◆ **WRITTEN REQUEST**
Copy the rows below verbatim, from the line with "Patent image size: (768, 676)." to the line with "The roller 39 is at (133, 458).", both included.

◆ **MATERIAL SHOWN**
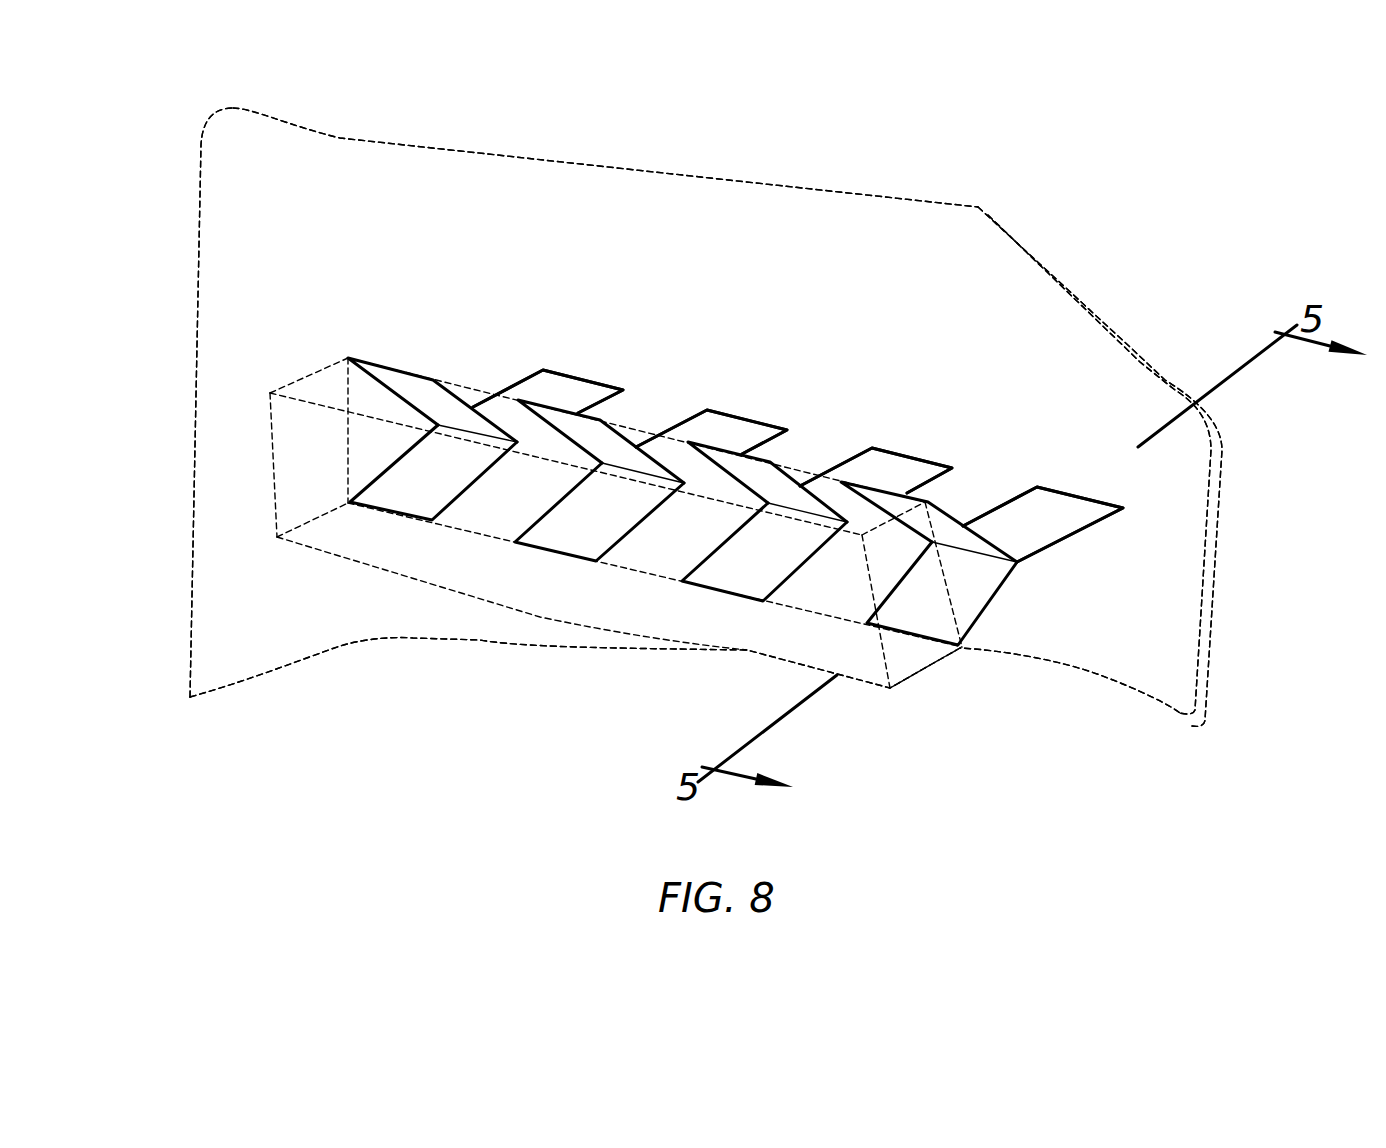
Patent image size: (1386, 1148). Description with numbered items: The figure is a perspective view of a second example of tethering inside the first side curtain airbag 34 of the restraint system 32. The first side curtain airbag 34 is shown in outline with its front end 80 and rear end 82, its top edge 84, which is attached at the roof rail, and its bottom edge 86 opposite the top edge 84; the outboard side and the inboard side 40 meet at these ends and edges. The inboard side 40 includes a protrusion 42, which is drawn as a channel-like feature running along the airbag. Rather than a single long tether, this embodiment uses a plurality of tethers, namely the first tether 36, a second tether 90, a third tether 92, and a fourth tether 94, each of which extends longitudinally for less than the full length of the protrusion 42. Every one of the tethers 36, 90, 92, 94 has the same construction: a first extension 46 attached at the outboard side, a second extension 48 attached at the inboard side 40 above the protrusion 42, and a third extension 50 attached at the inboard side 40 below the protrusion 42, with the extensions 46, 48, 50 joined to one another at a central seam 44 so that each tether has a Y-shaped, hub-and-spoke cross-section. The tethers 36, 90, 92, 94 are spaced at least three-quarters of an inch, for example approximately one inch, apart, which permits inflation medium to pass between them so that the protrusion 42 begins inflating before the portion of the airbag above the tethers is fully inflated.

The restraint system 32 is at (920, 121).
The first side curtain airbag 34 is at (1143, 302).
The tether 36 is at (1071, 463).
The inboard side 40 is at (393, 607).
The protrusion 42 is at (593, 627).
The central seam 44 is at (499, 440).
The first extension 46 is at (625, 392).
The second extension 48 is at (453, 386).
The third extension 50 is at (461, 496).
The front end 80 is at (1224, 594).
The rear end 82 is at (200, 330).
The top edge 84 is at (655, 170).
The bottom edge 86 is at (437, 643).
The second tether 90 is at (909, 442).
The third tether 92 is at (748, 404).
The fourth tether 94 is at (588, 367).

--

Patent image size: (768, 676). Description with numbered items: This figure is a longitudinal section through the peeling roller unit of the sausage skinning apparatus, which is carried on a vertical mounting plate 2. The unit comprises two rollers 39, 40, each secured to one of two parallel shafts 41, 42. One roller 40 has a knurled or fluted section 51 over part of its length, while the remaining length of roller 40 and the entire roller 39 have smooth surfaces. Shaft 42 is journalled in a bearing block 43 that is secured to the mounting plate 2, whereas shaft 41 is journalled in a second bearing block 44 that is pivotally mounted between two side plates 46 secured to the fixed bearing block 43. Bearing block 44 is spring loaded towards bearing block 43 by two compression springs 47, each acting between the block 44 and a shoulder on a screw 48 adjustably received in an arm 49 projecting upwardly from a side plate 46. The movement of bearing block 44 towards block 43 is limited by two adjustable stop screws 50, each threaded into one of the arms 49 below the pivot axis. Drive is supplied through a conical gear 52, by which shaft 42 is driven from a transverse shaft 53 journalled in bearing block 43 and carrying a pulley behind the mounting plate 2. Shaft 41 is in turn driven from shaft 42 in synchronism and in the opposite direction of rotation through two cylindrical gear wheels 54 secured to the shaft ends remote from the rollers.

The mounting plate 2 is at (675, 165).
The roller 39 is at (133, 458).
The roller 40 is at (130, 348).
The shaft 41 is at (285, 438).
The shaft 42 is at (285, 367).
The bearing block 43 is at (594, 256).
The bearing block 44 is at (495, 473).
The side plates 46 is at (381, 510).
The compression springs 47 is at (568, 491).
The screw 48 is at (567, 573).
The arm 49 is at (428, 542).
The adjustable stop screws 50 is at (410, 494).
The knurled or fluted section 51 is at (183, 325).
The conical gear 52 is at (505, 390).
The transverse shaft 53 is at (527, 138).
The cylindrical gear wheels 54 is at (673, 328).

◆ **TASK OUTPUT**
Patent image size: (768, 676). Description with numbered items: This figure is a longitudinal section through the peeling roller unit of the sausage skinning apparatus, which is carried on a vertical mounting plate 2. The unit comprises two rollers 39, 40, each secured to one of two parallel shafts 41, 42. One roller 40 has a knurled or fluted section 51 over part of its length, while the remaining length of roller 40 and the entire roller 39 have smooth surfaces. Shaft 42 is journalled in a bearing block 43 that is secured to the mounting plate 2, whereas shaft 41 is journalled in a second bearing block 44 that is pivotally mounted between two side plates 46 secured to the fixed bearing block 43. Bearing block 44 is spring loaded towards bearing block 43 by two compression springs 47, each acting between the block 44 and a shoulder on a screw 48 adjustably received in an arm 49 projecting upwardly from a side plate 46. The movement of bearing block 44 towards block 43 is limited by two adjustable stop screws 50, each threaded into one of the arms 49 below the pivot axis. Drive is supplied through a conical gear 52, by which shaft 42 is driven from a transverse shaft 53 journalled in bearing block 43 and carrying a pulley behind the mounting plate 2. Shaft 41 is in turn driven from shaft 42 in synchronism and in the opposite direction of rotation through two cylindrical gear wheels 54 secured to the shaft ends remote from the rollers.

The mounting plate 2 is at (675, 165).
The roller 39 is at (133, 458).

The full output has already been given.